▸ **Texto proporcionado**:
=====

Como podemos influir en las células, somos agentes activos a la hora de combatir o evitar enfermedades.

Después de mucho tiempo sumergidas en un medio químico determinado, llegan a necesitar que estas moléculas sigan estando presentes en su medio ambiente; el cuerpo en cierto modo exige su “dosis” de una determinada hormona y así se lo hace saber al cerebro, a través de los mapas de los sentimientos. Estamos hablando, por lo tanto, de una forma de “adicción”.

¿Cómo cambiar estos patrones de pensar y sentir?

Los automatismos no son sencillos de parar porque no son solo canales preferenciales en el cerebro, sino también en las células. Por eso, ciertos tipos de estímulo encuentran una resonancia, un eco tan grande en cada rincón del cuerpo. Afortunadamente, la membrana de las células es plástica y maleable, como los circuitos del cerebro: tiene la capacidad de adaptarse al medio químico en el que vive.

=====

▸ **Lista de tareas**:
A) Según el texto sobre las células, ¿cómo es la membrana celular?
B) Prolonga el texto sobre las células a partir de su última frase.
El listado no tiene relación con el texto sobre las células.

=====

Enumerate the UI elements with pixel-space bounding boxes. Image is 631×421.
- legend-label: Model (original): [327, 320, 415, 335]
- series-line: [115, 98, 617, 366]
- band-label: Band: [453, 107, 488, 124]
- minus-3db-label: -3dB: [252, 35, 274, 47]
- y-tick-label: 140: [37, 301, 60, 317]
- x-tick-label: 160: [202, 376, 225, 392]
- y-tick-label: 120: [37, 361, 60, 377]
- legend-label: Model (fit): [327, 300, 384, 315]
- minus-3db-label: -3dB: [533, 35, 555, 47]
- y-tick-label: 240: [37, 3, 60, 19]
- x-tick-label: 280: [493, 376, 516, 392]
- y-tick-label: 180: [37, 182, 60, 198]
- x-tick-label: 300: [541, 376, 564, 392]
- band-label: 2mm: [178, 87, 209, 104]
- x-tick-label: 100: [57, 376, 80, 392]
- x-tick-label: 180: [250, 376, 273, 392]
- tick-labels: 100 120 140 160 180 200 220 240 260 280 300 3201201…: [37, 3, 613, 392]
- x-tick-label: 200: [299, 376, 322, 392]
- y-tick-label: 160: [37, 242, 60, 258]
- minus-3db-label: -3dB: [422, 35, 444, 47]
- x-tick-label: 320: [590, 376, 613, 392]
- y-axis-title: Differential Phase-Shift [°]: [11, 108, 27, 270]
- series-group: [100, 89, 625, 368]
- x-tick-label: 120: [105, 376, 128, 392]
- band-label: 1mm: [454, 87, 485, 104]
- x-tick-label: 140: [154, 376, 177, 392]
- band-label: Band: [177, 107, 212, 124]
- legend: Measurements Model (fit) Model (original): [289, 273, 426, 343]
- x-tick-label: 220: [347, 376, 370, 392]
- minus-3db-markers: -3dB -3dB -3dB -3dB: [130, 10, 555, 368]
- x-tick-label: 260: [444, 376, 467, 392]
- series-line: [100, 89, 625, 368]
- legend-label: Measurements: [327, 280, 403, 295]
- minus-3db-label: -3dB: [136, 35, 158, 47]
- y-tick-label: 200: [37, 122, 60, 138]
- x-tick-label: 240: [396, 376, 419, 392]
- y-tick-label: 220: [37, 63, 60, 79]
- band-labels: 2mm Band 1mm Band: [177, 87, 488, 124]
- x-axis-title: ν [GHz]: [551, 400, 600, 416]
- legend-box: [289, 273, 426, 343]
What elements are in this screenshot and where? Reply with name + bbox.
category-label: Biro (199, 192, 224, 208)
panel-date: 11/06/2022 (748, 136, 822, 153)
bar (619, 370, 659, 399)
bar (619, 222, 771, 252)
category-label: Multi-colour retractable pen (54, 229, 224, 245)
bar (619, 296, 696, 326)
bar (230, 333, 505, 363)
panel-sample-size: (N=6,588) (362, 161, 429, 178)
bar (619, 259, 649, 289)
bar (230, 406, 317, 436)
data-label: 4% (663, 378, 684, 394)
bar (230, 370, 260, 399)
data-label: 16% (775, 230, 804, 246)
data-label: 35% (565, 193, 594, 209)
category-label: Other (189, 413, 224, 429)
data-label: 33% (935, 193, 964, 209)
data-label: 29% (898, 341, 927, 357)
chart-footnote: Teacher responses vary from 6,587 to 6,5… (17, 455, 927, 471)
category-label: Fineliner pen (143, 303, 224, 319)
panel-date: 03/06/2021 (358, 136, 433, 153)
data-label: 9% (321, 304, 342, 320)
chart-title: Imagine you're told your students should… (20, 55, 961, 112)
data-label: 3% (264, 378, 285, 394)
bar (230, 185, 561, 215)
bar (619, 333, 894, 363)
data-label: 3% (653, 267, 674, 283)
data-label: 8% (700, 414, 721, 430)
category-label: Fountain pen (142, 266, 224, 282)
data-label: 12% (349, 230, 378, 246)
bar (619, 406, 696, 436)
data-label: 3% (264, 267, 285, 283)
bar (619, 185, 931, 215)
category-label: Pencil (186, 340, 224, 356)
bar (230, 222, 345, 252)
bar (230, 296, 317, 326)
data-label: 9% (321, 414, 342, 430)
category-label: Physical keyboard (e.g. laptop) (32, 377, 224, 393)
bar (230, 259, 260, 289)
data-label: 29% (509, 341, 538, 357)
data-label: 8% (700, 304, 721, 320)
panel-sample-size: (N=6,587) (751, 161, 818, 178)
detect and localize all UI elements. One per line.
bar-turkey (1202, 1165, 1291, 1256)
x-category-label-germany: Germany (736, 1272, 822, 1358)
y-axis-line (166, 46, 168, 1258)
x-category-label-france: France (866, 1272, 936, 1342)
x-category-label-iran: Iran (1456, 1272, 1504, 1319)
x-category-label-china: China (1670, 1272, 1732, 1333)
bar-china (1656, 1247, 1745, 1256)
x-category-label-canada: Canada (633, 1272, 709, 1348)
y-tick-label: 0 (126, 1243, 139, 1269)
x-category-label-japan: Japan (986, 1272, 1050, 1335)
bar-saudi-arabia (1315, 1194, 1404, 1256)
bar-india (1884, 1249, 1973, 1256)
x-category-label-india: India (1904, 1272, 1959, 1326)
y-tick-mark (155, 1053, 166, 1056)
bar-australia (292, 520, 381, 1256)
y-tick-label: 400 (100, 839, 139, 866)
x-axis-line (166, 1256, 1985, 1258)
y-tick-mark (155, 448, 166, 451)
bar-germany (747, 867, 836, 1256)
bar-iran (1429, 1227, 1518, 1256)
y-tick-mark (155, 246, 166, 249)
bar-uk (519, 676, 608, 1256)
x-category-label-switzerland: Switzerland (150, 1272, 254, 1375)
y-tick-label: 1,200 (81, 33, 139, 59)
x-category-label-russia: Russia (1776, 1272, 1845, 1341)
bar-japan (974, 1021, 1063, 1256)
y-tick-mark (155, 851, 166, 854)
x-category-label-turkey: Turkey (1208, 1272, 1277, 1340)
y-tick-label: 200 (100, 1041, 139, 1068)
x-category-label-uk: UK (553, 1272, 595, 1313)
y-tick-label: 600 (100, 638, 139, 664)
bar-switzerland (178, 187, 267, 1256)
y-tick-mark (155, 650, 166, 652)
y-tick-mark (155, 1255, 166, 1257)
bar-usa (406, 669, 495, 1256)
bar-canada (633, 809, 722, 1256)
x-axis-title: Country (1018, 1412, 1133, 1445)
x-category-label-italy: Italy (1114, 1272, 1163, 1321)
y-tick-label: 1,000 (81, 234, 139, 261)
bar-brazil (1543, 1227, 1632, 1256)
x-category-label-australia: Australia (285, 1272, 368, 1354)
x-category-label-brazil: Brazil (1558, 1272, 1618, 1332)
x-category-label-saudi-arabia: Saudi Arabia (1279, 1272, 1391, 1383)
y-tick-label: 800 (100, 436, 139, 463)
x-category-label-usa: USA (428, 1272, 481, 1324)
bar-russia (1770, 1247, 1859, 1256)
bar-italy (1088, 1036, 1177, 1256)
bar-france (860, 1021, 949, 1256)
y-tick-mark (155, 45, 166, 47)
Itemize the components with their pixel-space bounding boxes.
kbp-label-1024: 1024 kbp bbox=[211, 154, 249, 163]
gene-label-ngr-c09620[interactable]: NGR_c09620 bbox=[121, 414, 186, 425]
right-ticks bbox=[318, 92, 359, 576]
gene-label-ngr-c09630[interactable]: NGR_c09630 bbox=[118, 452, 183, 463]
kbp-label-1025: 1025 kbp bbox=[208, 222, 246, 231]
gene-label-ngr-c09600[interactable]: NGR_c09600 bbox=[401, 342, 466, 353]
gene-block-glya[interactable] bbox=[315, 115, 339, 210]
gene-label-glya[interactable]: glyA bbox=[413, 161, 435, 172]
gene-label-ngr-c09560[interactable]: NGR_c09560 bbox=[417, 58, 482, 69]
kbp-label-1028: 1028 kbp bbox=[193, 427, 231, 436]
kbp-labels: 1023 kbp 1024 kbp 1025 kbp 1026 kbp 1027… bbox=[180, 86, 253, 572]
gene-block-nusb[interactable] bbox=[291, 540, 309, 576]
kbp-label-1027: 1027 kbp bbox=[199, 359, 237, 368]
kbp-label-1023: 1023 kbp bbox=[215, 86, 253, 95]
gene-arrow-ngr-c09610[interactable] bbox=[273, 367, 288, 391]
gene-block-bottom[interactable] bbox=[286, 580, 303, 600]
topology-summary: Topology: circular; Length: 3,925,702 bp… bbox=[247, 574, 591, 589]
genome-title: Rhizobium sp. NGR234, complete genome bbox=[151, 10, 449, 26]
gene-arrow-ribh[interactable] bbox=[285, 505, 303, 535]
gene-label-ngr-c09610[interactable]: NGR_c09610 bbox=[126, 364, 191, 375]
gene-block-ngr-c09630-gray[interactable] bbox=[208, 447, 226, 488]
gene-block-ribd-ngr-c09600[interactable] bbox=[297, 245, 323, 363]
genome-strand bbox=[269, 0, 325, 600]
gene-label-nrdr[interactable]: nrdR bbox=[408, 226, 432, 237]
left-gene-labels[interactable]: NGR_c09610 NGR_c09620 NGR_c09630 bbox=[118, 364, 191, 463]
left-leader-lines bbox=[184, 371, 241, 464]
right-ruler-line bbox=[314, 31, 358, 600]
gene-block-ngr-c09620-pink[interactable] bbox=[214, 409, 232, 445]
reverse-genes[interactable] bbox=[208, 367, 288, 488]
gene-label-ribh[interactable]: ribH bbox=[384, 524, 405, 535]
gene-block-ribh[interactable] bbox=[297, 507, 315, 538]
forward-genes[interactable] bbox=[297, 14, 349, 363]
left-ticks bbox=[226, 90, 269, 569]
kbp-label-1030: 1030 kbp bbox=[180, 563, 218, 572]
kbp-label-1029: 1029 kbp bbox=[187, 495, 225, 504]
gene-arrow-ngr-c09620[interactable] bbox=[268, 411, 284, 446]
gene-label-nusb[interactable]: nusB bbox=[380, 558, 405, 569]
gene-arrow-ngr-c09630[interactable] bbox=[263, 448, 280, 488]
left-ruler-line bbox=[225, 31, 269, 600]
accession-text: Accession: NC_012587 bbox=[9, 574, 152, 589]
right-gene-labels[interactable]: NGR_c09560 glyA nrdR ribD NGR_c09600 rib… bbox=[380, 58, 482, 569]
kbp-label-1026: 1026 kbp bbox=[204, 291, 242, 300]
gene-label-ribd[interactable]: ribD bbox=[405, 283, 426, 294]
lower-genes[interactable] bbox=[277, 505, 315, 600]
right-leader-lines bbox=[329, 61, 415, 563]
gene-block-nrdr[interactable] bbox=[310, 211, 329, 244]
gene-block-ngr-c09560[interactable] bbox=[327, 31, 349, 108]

=====

▸ **Respuestas**:
A) Es plástica y maleable, como los circuitos del cerebro.

B)
Ellas se reproducen y, si ven que ese medio químico ha cambiado, responderán con cambios en su función. Por eso es tan importante considerar el impacto que ampliar nuestra identidad –para que no sea tan estrecha y limitada–, puede tener en nuestra salud y vitalidad. Cuando cambiamos por otros los programas mentales que más nos limitan, modificamos la estructura celular.


Los esquemas de pensamiento, los sentimientos y el medio químico celular se retroalimentan de forma cíclica.

Esto también podría servir para explicar por qué ciertos cambios en la nutrición, el ejercicio físico y la forma de respirar pueden afectar a la manera en que las personas pensamos, sentimos y percibimos. Al alterar el medio químico en el que se encuentra la célula, se dan transformaciones en la membrana y en el funcionamiento celular.

A partir de ese momento, dichas células mostrarían una resistencia a que el cerebro volviera a cambiar las moléculas que predominan en su medio. Por eso tenemos que desarrollar paciencia con nosotros mismos y con los demás en lo que a procesos de cambio se refiere.

El papel del lenguaje

Este es un segundo mecanismo por el cual la identidad impostora altera nuestro estado de ánimo. El lenguaje no solo describe, sino que también crea nuestra realidad. Las palabras abren “cajones emocionales”, según las experiencias que asociamos a esas palabras.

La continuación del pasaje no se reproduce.